▶ **CHALLENGE**
Identify the lines in the data below that contain "велел" and give only how many there are.

Dataset items
────────

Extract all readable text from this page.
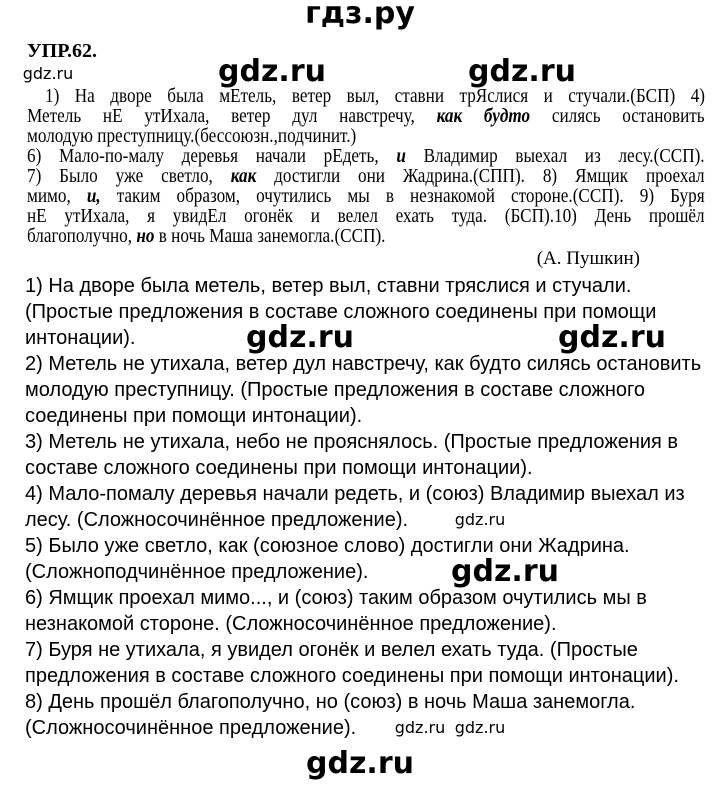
гдз.ру
УПР.62.
gdz.ru	gdz.ru	gdz.ru
1) На дворе была мЕтель, ветер выл, ставни трЯслися и стучали.(БСП) 4)
Метель нЕ утИхала, ветер дул навстречу, как будто силясь остановить
молодую преступницу.(бессоюзн.,подчинит.)
6) Мало-по-малу деревья начали рЕдеть, и Владимир выехал из лесу.(ССП).
7) Было уже светло, как достигли они Жадрина.(СПП). 8) Ямщик проехал
мимо, и, таким образом, очутились мы в незнакомой стороне.(ССП). 9) Буря
нЕ утИхала, я увидЕл огонёк и велел ехать туда. (БСП).10) День прошёл
благополучно, но в ночь Маша занемогла.(ССП).
(А. Пушкин)
1) На дворе была метель, ветер выл, ставни тряслися и стучали.
(Простые предложения в составе сложного соединены при помощи
интонации).
2) Метель не утихала, ветер дул навстречу, как будто силясь остановить
молодую преступницу. (Простые предложения в составе сложного
соединены при помощи интонации).
3) Метель не утихала, небо не прояснялось. (Простые предложения в
составе сложного соединены при помощи интонации).
4) Мало-помалу деревья начали редеть, и (союз) Владимир выехал из
лесу. (Сложносочинённое предложение).
5) Было уже светло, как (союзное слово) достигли они Жадрина.
(Сложноподчинённое предложение).
6) Ямщик проехал мимо..., и (союз) таким образом очутились мы в
незнакомой стороне. (Сложносочинённое предложение).
7) Буря не утихала, я увидел огонёк и велел ехать туда. (Простые
предложения в составе сложного соединены при помощи интонации).
8) День прошёл благополучно, но (союз) в ночь Маша занемогла.
(Сложносочинённое предложение).
gdz.ru	gdz.ru
gdz.ru
gdz.ru
gdz.ru gdz.ru
gdz.ru
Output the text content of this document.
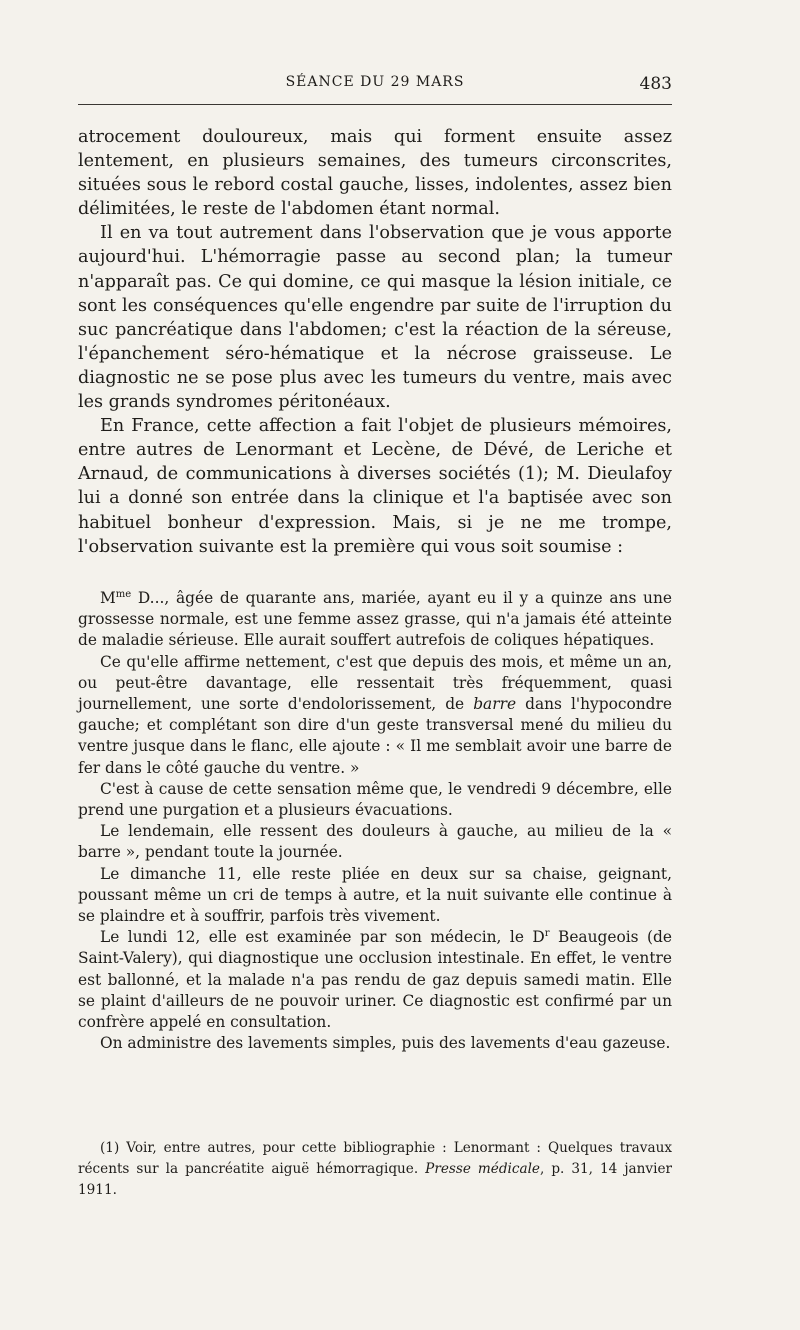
SÉANCE DU 29 MARS	483

atrocement douloureux, mais qui forment ensuite assez lentement, en plusieurs semaines, des tumeurs circonscrites, situées sous le rebord costal gauche, lisses, indolentes, assez bien délimitées, le reste de l'abdomen étant normal.

Il en va tout autrement dans l'observation que je vous apporte aujourd'hui. L'hémorragie passe au second plan; la tumeur n'apparaît pas. Ce qui domine, ce qui masque la lésion initiale, ce sont les conséquences qu'elle engendre par suite de l'irruption du suc pancréatique dans l'abdomen; c'est la réaction de la séreuse, l'épanchement séro-hématique et la nécrose graisseuse. Le diagnostic ne se pose plus avec les tumeurs du ventre, mais avec les grands syndromes péritonéaux.

En France, cette affection a fait l'objet de plusieurs mémoires, entre autres de Lenormant et Lecène, de Dévé, de Leriche et Arnaud, de communications à diverses sociétés (1); M. Dieulafoy lui a donné son entrée dans la clinique et l'a baptisée avec son habituel bonheur d'expression. Mais, si je ne me trompe, l'observation suivante est la première qui vous soit soumise :

$M^{me}$ D..., âgée de quarante ans, mariée, ayant eu il y a quinze ans une grossesse normale, est une femme assez grasse, qui n'a jamais été atteinte de maladie sérieuse. Elle aurait souffert autrefois de coliques hépatiques.

Ce qu'elle affirme nettement, c'est que depuis des mois, et même un an, ou peut-être davantage, elle ressentait très fréquemment, quasi journellement, une sorte d'endolorissement, de barre dans l'hypocondre gauche; et complétant son dire d'un geste transversal mené du milieu du ventre jusque dans le flanc, elle ajoute : « Il me semblait avoir une barre de fer dans le côté gauche du ventre. »

C'est à cause de cette sensation même que, le vendredi 9 décembre, elle prend une purgation et a plusieurs évacuations.

Le lendemain, elle ressent des douleurs à gauche, au milieu de la « barre », pendant toute la journée.

Le dimanche 11, elle reste pliée en deux sur sa chaise, geignant, poussant même un cri de temps à autre, et la nuit suivante elle continue à se plaindre et à souffrir, parfois très vivement.

Le lundi 12, elle est examinée par son médecin, le $D^r$ Beaugeois (de Saint-Valery), qui diagnostique une occlusion intestinale. En effet, le ventre est ballonné, et la malade n'a pas rendu de gaz depuis samedi matin. Elle se plaint d'ailleurs de ne pouvoir uriner. Ce diagnostic est confirmé par un confrère appelé en consultation.

On administre des lavements simples, puis des lavements d'eau gazeuse.

(1) Voir, entre autres, pour cette bibliographie : Lenormant : Quelques travaux récents sur la pancréatite aiguë hémorragique. Presse médicale, p. 31, 14 janvier 1911.
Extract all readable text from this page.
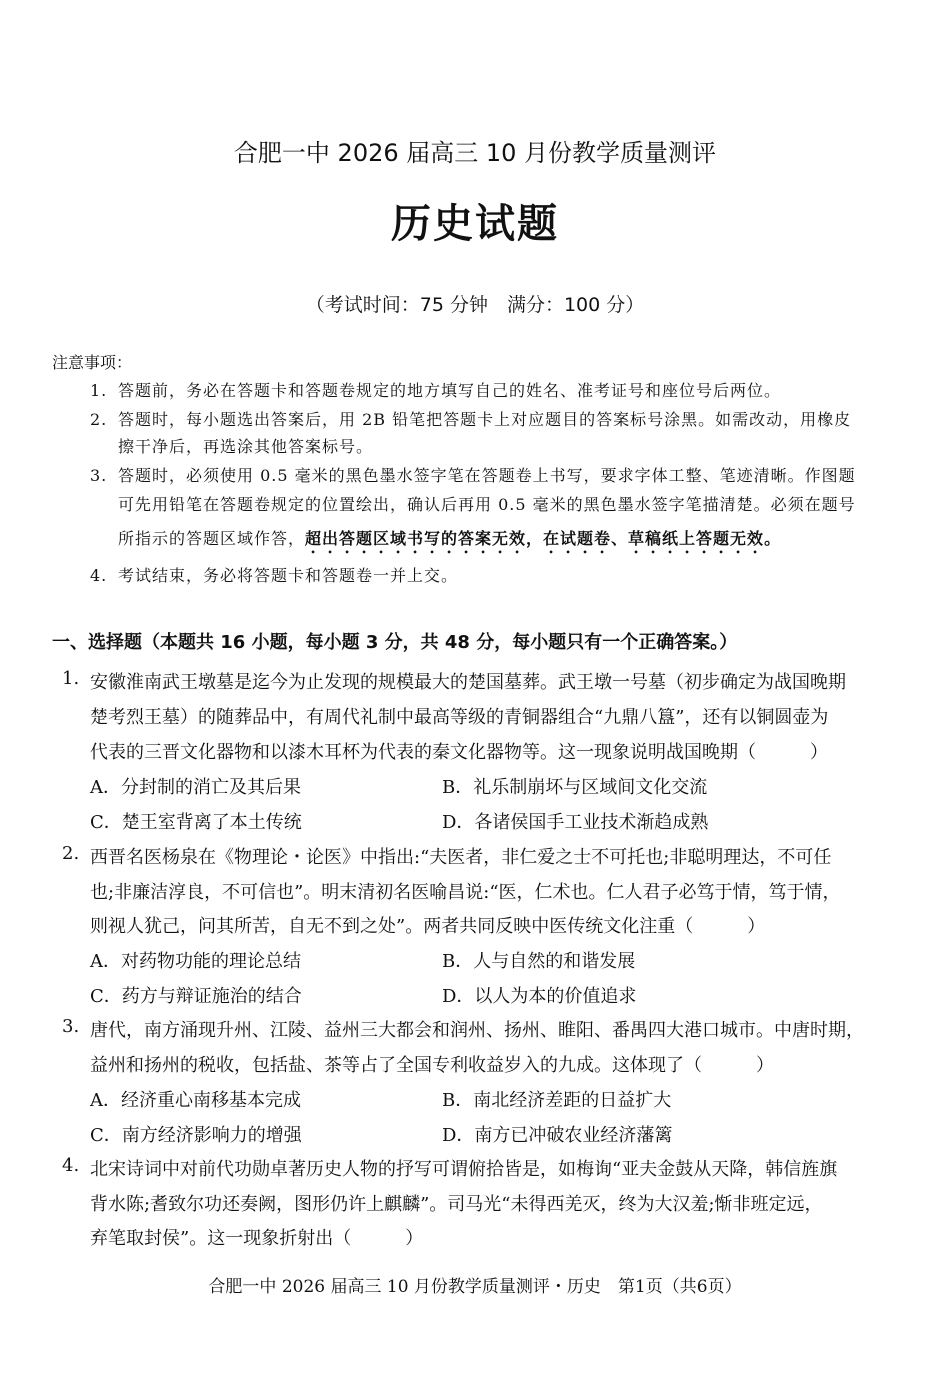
合肥一中 2026 届高三 10 月份教学质量测评
历史试题
（考试时间：75 分钟　满分：100 分）
注意事项：
1. 答题前，务必在答题卡和答题卷规定的地方填写自己的姓名、准考证号和座位号后两位。
2. 答题时，每小题选出答案后，用 2B 铅笔把答题卡上对应题目的答案标号涂黑。如需改动，用橡皮
擦干净后，再选涂其他答案标号。
3. 答题时，必须使用 0.5 毫米的黑色墨水签字笔在答题卷上书写，要求字体工整、笔迹清晰。作图题
可先用铅笔在答题卷规定的位置绘出，确认后再用 0.5 毫米的黑色墨水签字笔描清楚。必须在题号
所指示的答题区域作答，超出答题区域书写的答案无效，在试题卷、草稿纸上答题无效。
4. 考试结束，务必将答题卡和答题卷一并上交。
一、选择题（本题共 16 小题，每小题 3 分，共 48 分，每小题只有一个正确答案。）
1. 安徽淮南武王墩墓是迄今为止发现的规模最大的楚国墓葬。武王墩一号墓（初步确定为战国晚期
楚考烈王墓）的随葬品中，有周代礼制中最高等级的青铜器组合“九鼎八簋”，还有以铜圆壶为
代表的三晋文化器物和以漆木耳杯为代表的秦文化器物等。这一现象说明战国晚期（　　　）
A．分封制的消亡及其后果	B．礼乐制崩坏与区域间文化交流
C．楚王室背离了本土传统	D．各诸侯国手工业技术渐趋成熟
2. 西晋名医杨泉在《物理论・论医》中指出:“夫医者，非仁爱之士不可托也;非聪明理达，不可任
也;非廉洁淳良，不可信也”。明末清初名医喻昌说:“医，仁术也。仁人君子必笃于情，笃于情，
则视人犹己，问其所苦，自无不到之处”。两者共同反映中医传统文化注重（　　　）
A．对药物功能的理论总结	B．人与自然的和谐发展
C．药方与辩证施治的结合	D．以人为本的价值追求
3. 唐代，南方涌现升州、江陵、益州三大都会和润州、扬州、睢阳、番禺四大港口城市。中唐时期，
益州和扬州的税收，包括盐、茶等占了全国专利收益岁入的九成。这体现了（　　　）
A．经济重心南移基本完成	B．南北经济差距的日益扩大
C．南方经济影响力的增强	D．南方已冲破农业经济藩篱
4. 北宋诗词中对前代功勋卓著历史人物的抒写可谓俯拾皆是，如梅询“亚夫金鼓从天降，韩信旌旗
背水陈;耆致尔功还奏阙，图形仍许上麒麟”。司马光“未得西羌灭，终为大汉羞;惭非班定远，
弃笔取封侯”。这一现象折射出（　　　）
合肥一中 2026 届高三 10 月份教学质量测评・历史　第1页（共6页）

────────

▶ **WRITTEN RESPONSE**
2